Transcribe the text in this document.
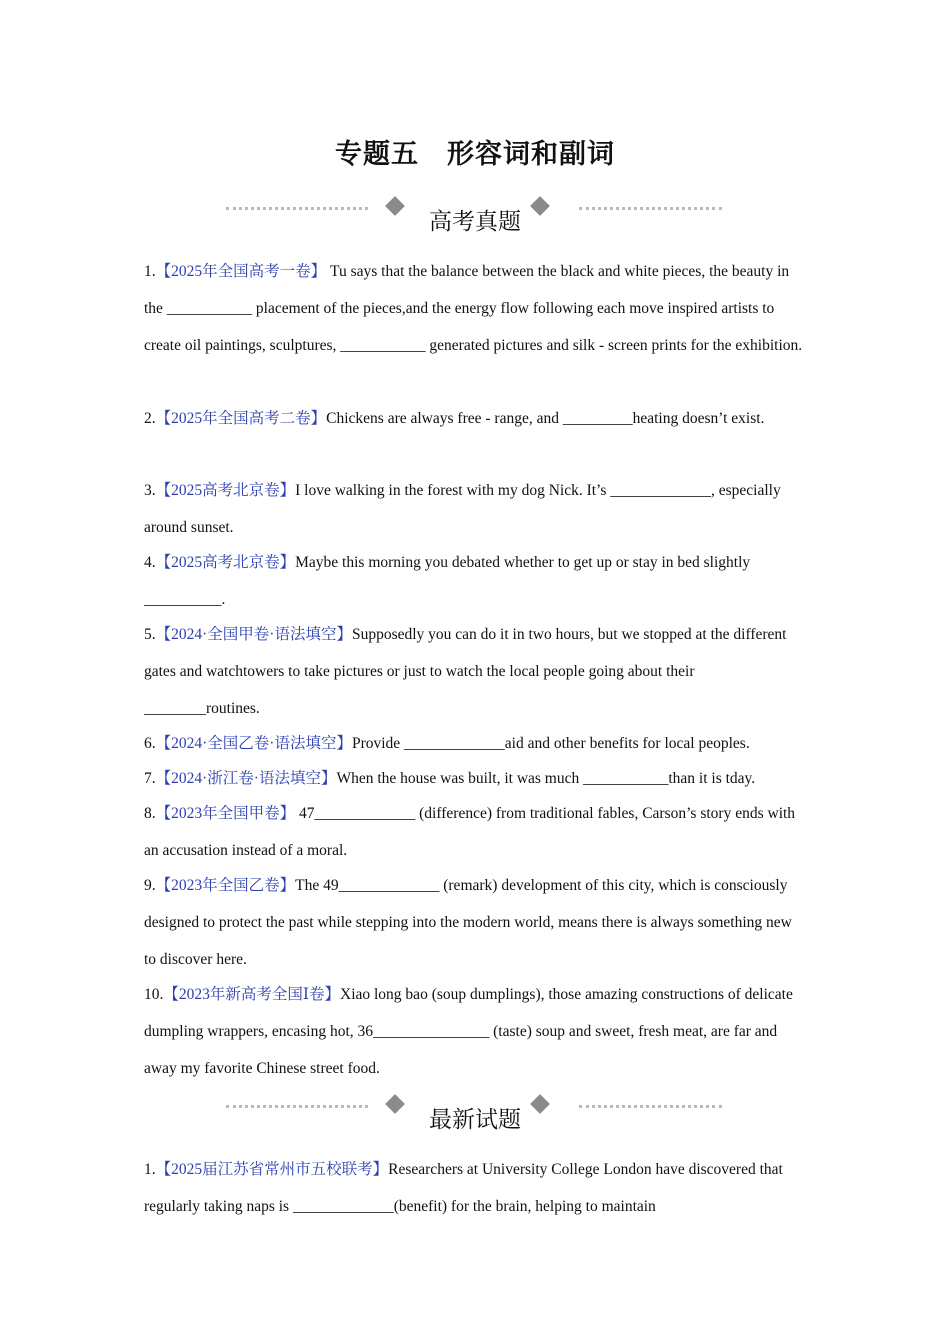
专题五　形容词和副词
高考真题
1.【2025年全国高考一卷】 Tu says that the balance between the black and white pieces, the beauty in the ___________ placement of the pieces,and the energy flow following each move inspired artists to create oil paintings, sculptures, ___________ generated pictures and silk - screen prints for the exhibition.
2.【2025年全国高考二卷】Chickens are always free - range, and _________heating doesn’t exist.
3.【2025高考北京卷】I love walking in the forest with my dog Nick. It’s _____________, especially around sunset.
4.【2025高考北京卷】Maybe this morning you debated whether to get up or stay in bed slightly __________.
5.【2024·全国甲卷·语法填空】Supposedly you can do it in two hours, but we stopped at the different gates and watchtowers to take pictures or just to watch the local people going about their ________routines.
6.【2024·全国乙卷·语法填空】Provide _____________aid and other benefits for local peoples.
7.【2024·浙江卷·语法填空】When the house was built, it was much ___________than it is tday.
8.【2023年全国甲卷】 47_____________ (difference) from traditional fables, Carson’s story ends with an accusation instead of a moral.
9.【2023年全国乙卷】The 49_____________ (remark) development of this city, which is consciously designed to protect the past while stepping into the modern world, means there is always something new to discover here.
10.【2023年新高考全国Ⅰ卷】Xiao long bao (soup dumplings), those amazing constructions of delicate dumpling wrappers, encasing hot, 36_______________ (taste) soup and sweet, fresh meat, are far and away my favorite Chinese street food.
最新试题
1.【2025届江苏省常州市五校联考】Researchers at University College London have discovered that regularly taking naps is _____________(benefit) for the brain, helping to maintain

- - -

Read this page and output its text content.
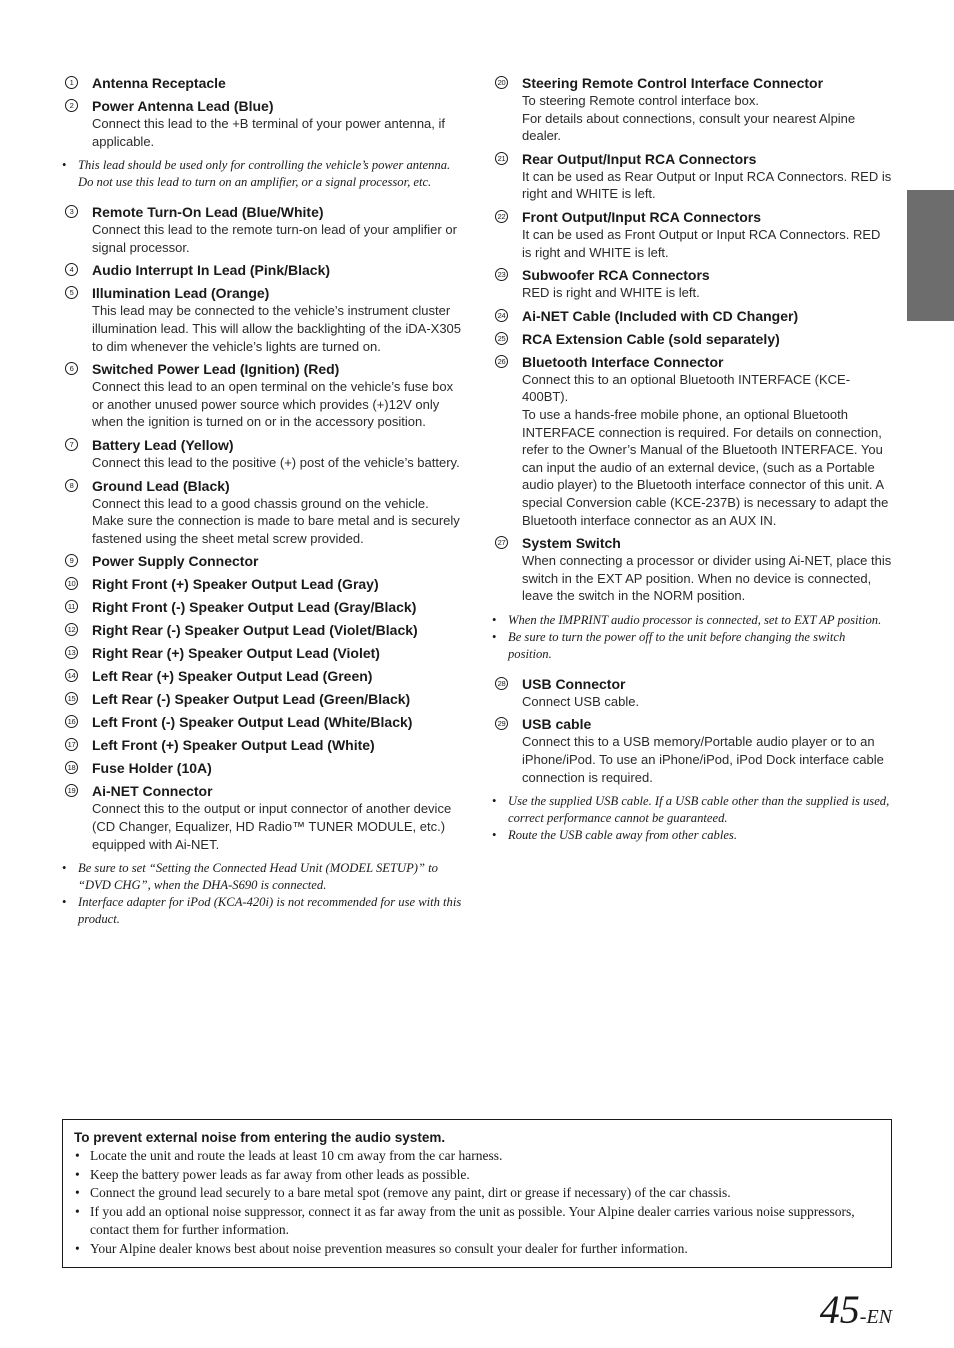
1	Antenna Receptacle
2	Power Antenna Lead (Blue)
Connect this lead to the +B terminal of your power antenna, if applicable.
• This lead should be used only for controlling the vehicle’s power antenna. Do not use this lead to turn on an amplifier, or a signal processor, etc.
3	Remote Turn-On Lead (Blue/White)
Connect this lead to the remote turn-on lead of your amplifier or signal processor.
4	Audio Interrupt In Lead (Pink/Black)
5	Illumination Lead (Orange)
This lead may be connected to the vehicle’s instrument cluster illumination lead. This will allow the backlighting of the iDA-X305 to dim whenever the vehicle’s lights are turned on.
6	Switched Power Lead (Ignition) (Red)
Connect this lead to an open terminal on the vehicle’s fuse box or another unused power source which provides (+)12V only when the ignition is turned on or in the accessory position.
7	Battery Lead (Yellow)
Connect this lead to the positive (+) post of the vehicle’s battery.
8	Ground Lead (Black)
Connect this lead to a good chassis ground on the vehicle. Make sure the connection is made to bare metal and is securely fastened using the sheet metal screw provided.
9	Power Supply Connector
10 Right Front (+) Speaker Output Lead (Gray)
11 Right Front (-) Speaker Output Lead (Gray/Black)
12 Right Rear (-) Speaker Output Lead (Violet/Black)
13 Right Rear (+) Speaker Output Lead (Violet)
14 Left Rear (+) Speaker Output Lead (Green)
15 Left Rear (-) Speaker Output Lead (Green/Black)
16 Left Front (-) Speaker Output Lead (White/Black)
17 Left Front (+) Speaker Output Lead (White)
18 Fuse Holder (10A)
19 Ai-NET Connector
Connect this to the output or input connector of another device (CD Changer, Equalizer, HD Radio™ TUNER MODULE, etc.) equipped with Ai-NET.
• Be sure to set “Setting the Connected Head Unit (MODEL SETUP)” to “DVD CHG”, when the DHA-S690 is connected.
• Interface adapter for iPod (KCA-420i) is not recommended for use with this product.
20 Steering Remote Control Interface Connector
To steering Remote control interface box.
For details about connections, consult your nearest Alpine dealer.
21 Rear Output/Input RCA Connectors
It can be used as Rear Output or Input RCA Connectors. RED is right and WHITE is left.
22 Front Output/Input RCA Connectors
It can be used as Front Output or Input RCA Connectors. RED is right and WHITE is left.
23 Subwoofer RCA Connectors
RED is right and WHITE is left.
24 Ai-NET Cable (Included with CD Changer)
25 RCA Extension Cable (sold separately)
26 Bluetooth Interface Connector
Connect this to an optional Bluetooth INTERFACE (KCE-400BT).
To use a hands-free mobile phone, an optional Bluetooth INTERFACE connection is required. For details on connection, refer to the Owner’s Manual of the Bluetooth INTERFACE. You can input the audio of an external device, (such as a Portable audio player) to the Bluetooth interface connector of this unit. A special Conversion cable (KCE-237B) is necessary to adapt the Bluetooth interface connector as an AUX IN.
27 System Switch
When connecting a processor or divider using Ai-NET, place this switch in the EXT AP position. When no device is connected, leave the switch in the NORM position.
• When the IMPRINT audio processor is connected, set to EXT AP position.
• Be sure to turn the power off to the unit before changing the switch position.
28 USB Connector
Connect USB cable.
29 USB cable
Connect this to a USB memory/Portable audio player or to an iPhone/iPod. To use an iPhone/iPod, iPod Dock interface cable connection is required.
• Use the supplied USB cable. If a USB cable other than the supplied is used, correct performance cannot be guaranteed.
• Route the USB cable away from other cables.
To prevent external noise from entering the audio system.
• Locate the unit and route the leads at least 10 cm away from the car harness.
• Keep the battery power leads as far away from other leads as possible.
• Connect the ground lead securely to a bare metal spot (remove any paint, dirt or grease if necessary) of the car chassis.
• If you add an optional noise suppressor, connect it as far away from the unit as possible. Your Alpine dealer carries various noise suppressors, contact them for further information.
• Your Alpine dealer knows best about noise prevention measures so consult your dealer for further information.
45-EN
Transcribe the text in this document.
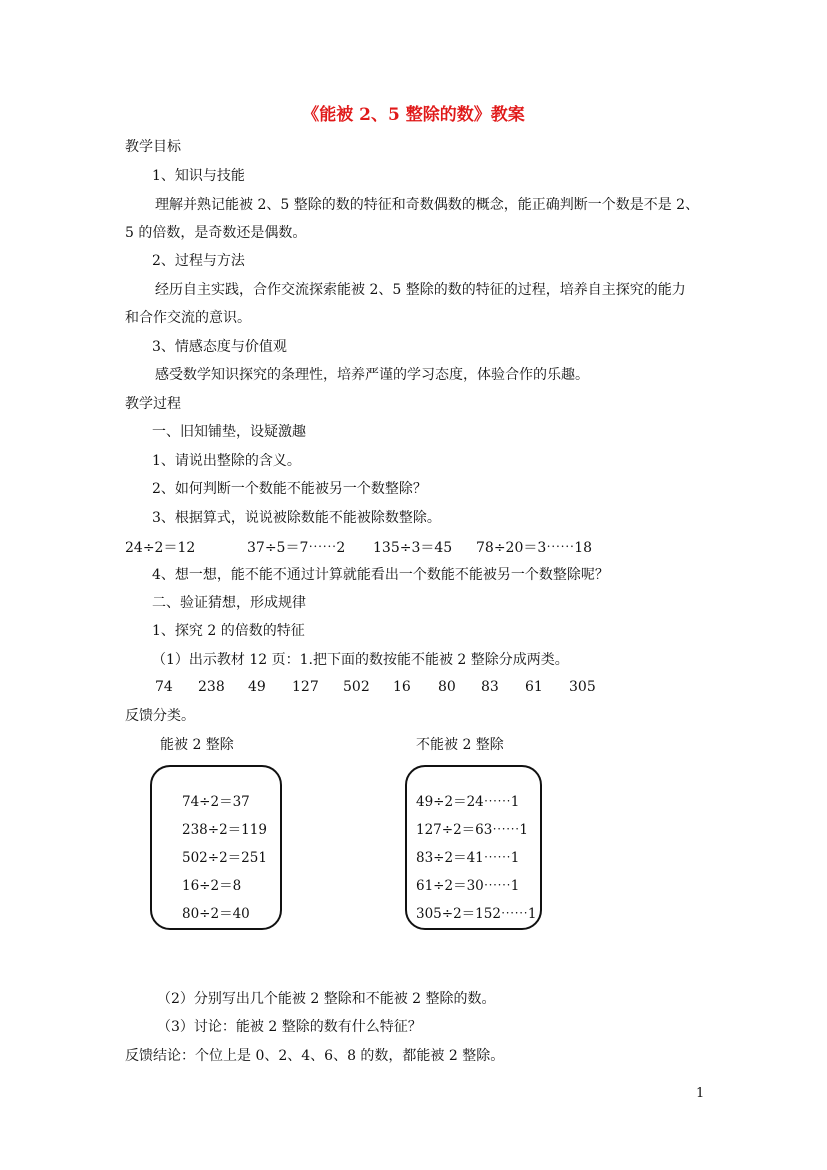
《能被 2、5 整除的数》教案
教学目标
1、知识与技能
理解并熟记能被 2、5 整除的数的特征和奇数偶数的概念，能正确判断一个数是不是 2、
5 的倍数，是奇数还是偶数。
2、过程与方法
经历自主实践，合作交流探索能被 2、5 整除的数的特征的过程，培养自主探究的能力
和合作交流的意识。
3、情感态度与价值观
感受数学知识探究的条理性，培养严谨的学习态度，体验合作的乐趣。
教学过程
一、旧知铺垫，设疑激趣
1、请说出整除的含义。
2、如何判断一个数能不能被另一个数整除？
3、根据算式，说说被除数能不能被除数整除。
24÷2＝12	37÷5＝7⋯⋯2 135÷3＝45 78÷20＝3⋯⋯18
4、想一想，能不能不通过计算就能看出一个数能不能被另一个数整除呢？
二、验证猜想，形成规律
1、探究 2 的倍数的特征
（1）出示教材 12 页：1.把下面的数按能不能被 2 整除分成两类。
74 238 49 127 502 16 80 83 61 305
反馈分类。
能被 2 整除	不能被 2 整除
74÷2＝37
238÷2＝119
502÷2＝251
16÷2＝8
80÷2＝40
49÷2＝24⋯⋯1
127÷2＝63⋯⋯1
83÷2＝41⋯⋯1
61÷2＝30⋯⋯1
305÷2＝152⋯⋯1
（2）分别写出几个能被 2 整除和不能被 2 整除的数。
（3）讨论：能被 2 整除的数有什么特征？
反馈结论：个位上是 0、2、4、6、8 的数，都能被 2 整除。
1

- - -

Report how many lines in the data include the word "vehicle", and give nothing but the count.

5